Extracted data entries
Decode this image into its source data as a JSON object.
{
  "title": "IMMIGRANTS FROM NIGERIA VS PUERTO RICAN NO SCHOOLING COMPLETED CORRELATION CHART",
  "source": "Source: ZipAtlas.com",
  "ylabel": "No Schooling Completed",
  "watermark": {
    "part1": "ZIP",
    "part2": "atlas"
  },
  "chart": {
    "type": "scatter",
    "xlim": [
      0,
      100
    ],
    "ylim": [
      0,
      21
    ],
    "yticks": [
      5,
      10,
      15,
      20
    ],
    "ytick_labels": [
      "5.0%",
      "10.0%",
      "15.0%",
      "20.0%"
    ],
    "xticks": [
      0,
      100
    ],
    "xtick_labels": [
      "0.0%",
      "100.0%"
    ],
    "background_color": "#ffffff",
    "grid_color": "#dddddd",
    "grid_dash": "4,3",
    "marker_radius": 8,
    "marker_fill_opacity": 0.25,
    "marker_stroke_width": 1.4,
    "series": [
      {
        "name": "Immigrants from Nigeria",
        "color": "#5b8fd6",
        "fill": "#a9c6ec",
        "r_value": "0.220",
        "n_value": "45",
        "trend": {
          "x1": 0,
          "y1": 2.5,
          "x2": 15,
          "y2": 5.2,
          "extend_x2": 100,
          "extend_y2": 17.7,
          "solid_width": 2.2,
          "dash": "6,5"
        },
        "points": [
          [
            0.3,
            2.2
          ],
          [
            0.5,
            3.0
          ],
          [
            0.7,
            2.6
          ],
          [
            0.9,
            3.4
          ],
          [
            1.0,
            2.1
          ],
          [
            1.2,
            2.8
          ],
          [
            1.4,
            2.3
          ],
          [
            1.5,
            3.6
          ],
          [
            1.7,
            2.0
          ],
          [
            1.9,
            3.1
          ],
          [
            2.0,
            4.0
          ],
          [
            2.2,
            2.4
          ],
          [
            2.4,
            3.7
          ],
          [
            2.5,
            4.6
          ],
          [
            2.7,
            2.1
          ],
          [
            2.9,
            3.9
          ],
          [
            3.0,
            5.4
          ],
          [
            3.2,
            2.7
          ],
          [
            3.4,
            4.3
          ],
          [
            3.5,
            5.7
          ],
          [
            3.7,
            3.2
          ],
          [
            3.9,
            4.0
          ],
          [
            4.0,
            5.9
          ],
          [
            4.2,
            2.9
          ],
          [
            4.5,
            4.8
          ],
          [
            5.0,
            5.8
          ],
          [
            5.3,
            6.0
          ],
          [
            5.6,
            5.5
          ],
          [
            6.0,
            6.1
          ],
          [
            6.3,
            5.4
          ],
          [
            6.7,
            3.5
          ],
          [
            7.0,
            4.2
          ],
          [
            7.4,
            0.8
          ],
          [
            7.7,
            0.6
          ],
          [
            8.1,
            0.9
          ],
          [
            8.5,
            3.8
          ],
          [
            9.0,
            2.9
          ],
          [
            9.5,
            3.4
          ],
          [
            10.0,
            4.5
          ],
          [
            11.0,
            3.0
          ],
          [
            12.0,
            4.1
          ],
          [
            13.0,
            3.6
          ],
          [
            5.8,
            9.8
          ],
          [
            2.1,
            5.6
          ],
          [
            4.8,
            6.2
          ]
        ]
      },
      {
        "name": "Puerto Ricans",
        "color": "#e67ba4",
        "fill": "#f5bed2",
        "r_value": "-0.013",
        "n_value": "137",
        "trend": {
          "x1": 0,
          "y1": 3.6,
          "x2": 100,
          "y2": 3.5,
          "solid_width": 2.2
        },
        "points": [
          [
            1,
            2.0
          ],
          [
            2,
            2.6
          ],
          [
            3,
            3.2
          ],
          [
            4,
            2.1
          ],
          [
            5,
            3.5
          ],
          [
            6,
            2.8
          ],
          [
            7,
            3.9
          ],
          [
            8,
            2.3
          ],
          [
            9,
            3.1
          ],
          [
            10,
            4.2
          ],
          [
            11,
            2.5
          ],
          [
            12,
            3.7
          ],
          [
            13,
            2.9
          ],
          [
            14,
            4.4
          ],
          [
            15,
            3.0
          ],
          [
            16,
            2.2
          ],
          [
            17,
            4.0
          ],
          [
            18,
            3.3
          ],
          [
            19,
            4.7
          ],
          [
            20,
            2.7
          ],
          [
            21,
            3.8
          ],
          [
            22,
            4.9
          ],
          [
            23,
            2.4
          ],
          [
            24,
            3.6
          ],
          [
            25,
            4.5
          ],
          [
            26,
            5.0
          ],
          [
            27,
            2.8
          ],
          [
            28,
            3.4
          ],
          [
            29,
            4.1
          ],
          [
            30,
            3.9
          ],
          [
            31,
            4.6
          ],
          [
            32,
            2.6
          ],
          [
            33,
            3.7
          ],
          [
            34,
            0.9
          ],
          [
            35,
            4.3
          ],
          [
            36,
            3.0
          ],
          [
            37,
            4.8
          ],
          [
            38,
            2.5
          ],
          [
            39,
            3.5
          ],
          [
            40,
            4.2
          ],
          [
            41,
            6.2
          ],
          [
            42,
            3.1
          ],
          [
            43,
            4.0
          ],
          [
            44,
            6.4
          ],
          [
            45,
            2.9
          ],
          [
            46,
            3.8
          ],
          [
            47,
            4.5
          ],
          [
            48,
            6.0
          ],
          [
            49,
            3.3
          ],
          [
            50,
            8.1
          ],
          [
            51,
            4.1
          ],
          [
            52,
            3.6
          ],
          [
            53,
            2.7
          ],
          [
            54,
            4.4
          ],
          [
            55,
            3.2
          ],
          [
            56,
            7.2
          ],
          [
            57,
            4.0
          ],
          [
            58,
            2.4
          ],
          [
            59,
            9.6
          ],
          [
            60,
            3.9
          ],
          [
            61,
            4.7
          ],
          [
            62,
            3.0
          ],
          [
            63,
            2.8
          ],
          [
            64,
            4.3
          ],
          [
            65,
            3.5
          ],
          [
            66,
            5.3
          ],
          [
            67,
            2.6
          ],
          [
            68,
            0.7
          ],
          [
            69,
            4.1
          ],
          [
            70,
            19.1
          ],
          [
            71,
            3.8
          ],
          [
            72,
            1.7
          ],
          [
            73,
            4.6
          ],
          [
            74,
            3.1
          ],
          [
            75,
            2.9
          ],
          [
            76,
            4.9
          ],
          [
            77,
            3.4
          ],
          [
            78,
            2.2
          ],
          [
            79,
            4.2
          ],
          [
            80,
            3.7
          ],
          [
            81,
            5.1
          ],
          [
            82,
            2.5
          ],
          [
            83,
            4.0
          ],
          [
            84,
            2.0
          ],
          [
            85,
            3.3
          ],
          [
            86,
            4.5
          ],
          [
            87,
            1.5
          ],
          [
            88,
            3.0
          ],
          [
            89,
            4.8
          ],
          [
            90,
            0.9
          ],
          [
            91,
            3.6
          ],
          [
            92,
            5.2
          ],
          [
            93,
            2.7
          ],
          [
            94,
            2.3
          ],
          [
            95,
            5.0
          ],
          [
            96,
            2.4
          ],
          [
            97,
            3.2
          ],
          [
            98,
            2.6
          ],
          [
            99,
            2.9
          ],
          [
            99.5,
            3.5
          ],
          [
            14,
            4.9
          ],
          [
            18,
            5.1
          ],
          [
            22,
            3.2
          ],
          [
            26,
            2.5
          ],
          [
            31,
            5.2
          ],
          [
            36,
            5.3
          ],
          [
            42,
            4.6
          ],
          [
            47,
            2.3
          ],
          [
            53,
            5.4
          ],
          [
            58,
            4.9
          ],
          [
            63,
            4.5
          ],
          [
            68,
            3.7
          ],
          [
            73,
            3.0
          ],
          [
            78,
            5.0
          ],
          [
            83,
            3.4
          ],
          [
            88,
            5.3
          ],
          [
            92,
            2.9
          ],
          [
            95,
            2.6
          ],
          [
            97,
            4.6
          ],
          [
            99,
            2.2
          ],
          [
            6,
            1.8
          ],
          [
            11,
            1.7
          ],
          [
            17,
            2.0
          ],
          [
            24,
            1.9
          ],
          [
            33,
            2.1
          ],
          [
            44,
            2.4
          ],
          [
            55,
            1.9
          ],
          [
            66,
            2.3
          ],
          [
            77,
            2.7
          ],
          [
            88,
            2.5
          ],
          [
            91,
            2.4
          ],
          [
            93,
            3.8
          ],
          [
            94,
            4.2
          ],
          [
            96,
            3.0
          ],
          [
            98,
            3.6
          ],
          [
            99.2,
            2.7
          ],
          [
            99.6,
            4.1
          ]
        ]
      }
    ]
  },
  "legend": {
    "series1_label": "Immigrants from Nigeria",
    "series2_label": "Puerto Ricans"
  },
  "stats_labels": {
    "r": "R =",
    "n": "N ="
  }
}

[Request] Pick out each line above that includes "Ricans" and show it.

[Task solution]
        "name": "Puerto Ricans",
    "series2_label": "Puerto Ricans"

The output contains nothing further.